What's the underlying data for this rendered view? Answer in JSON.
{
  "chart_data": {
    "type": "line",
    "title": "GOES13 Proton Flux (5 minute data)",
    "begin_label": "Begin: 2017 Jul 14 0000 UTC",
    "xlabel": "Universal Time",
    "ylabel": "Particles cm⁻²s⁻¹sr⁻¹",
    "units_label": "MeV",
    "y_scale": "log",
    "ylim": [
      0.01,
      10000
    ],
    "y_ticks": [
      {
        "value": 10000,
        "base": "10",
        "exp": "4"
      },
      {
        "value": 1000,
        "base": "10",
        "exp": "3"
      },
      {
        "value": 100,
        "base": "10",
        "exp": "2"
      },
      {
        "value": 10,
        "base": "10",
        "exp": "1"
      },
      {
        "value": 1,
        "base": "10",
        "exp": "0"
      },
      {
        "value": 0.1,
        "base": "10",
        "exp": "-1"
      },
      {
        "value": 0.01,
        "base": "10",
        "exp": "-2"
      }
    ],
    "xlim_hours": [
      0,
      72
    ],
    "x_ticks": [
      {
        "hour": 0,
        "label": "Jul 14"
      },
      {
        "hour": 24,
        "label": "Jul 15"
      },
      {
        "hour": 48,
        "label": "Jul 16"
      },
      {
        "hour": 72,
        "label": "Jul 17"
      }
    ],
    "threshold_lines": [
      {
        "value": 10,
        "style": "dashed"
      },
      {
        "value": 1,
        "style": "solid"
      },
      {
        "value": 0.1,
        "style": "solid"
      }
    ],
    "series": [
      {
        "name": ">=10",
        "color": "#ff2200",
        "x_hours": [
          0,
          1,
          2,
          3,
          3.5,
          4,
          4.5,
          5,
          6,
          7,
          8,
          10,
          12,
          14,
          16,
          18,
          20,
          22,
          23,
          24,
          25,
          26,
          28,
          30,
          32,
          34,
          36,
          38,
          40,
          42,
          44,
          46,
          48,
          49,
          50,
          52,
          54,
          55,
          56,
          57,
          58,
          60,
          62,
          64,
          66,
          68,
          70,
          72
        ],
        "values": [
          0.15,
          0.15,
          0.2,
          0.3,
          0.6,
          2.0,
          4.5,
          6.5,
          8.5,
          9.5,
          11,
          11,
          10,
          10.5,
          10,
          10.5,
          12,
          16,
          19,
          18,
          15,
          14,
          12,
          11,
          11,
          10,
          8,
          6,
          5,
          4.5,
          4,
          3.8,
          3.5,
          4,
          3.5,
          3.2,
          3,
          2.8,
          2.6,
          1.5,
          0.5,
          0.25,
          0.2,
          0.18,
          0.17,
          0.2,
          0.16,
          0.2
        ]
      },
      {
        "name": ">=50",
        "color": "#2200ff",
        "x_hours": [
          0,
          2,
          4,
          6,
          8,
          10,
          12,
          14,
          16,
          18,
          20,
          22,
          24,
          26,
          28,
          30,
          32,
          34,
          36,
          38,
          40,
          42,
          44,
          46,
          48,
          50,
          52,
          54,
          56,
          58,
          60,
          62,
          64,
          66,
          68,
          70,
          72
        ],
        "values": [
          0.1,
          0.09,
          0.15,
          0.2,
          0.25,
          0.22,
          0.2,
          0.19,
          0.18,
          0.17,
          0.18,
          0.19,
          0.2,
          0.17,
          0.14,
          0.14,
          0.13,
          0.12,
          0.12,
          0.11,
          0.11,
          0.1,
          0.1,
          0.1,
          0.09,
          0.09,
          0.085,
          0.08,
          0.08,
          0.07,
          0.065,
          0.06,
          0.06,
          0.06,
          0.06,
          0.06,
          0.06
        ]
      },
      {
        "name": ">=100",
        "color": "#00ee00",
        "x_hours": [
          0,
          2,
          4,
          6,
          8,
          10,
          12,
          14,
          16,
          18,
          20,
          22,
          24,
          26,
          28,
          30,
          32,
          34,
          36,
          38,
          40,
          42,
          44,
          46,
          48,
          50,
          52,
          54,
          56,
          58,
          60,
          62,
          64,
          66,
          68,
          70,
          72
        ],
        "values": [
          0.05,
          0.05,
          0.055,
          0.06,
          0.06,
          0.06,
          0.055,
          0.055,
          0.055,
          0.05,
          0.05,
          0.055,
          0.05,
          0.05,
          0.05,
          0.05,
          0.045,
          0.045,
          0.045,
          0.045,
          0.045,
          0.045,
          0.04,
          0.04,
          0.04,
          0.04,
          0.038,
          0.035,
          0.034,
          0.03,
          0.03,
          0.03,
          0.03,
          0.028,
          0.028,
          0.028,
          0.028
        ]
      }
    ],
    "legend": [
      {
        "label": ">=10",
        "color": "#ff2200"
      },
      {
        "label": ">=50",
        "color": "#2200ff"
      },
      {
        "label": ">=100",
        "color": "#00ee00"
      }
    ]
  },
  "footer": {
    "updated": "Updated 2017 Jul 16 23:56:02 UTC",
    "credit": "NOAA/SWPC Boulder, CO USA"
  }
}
****
- _SET EXERCISE_:
Retype all of the data shown above, word for word.

- _ANSWER BELOW_:
What's the underlying data for this rendered view? Answer in JSON.
{
  "chart_data": {
    "type": "line",
    "title": "GOES13 Proton Flux (5 minute data)",
    "begin_label": "Begin: 2017 Jul 14 0000 UTC",
    "xlabel": "Universal Time",
    "ylabel": "Particles cm⁻²s⁻¹sr⁻¹",
    "units_label": "MeV",
    "y_scale": "log",
    "ylim": [
      0.01,
      10000
    ],
    "y_ticks": [
      {
        "value": 10000,
        "base": "10",
        "exp": "4"
      },
      {
        "value": 1000,
        "base": "10",
        "exp": "3"
      },
      {
        "value": 100,
        "base": "10",
        "exp": "2"
      },
      {
        "value": 10,
        "base": "10",
        "exp": "1"
      },
      {
        "value": 1,
        "base": "10",
        "exp": "0"
      },
      {
        "value": 0.1,
        "base": "10",
        "exp": "-1"
      },
      {
        "value": 0.01,
        "base": "10",
        "exp": "-2"
      }
    ],
    "xlim_hours": [
      0,
      72
    ],
    "x_ticks": [
      {
        "hour": 0,
        "label": "Jul 14"
      },
      {
        "hour": 24,
        "label": "Jul 15"
      },
      {
        "hour": 48,
        "label": "Jul 16"
      },
      {
        "hour": 72,
        "label": "Jul 17"
      }
    ],
    "threshold_lines": [
      {
        "value": 10,
        "style": "dashed"
      },
      {
        "value": 1,
        "style": "solid"
      },
      {
        "value": 0.1,
        "style": "solid"
      }
    ],
    "series": [
      {
        "name": ">=10",
        "color": "#ff2200",
        "x_hours": [
          0,
          1,
          2,
          3,
          3.5,
          4,
          4.5,
          5,
          6,
          7,
          8,
          10,
          12,
          14,
          16,
          18,
          20,
          22,
          23,
          24,
          25,
          26,
          28,
          30,
          32,
          34,
          36,
          38,
          40,
          42,
          44,
          46,
          48,
          49,
          50,
          52,
          54,
          55,
          56,
          57,
          58,
          60,
          62,
          64,
          66,
          68,
          70,
          72
        ],
        "values": [
          0.15,
          0.15,
          0.2,
          0.3,
          0.6,
          2.0,
          4.5,
          6.5,
          8.5,
          9.5,
          11,
          11,
          10,
          10.5,
          10,
          10.5,
          12,
          16,
          19,
          18,
          15,
          14,
          12,
          11,
          11,
          10,
          8,
          6,
          5,
          4.5,
          4,
          3.8,
          3.5,
          4,
          3.5,
          3.2,
          3,
          2.8,
          2.6,
          1.5,
          0.5,
          0.25,
          0.2,
          0.18,
          0.17,
          0.2,
          0.16,
          0.2
        ]
      },
      {
        "name": ">=50",
        "color": "#2200ff",
        "x_hours": [
          0,
          2,
          4,
          6,
          8,
          10,
          12,
          14,
          16,
          18,
          20,
          22,
          24,
          26,
          28,
          30,
          32,
          34,
          36,
          38,
          40,
          42,
          44,
          46,
          48,
          50,
          52,
          54,
          56,
          58,
          60,
          62,
          64,
          66,
          68,
          70,
          72
        ],
        "values": [
          0.1,
          0.09,
          0.15,
          0.2,
          0.25,
          0.22,
          0.2,
          0.19,
          0.18,
          0.17,
          0.18,
          0.19,
          0.2,
          0.17,
          0.14,
          0.14,
          0.13,
          0.12,
          0.12,
          0.11,
          0.11,
          0.1,
          0.1,
          0.1,
          0.09,
          0.09,
          0.085,
          0.08,
          0.08,
          0.07,
          0.065,
          0.06,
          0.06,
          0.06,
          0.06,
          0.06,
          0.06
        ]
      },
      {
        "name": ">=100",
        "color": "#00ee00",
        "x_hours": [
          0,
          2,
          4,
          6,
          8,
          10,
          12,
          14,
          16,
          18,
          20,
          22,
          24,
          26,
          28,
          30,
          32,
          34,
          36,
          38,
          40,
          42,
          44,
          46,
          48,
          50,
          52,
          54,
          56,
          58,
          60,
          62,
          64,
          66,
          68,
          70,
          72
        ],
        "values": [
          0.05,
          0.05,
          0.055,
          0.06,
          0.06,
          0.06,
          0.055,
          0.055,
          0.055,
          0.05,
          0.05,
          0.055,
          0.05,
          0.05,
          0.05,
          0.05,
          0.045,
          0.045,
          0.045,
          0.045,
          0.045,
          0.045,
          0.04,
          0.04,
          0.04,
          0.04,
          0.038,
          0.035,
          0.034,
          0.03,
          0.03,
          0.03,
          0.03,
          0.028,
          0.028,
          0.028,
          0.028
        ]
      }
    ],
    "legend": [
      {
        "label": ">=10",
        "color": "#ff2200"
      },
      {
        "label": ">=50",
        "color": "#2200ff"
      },
      {
        "label": ">=100",
        "color": "#00ee00"
      }
    ]
  },
  "footer": {
    "updated": "Updated 2017 Jul 16 23:56:02 UTC",
    "credit": "NOAA/SWPC Boulder, CO USA"
  }
}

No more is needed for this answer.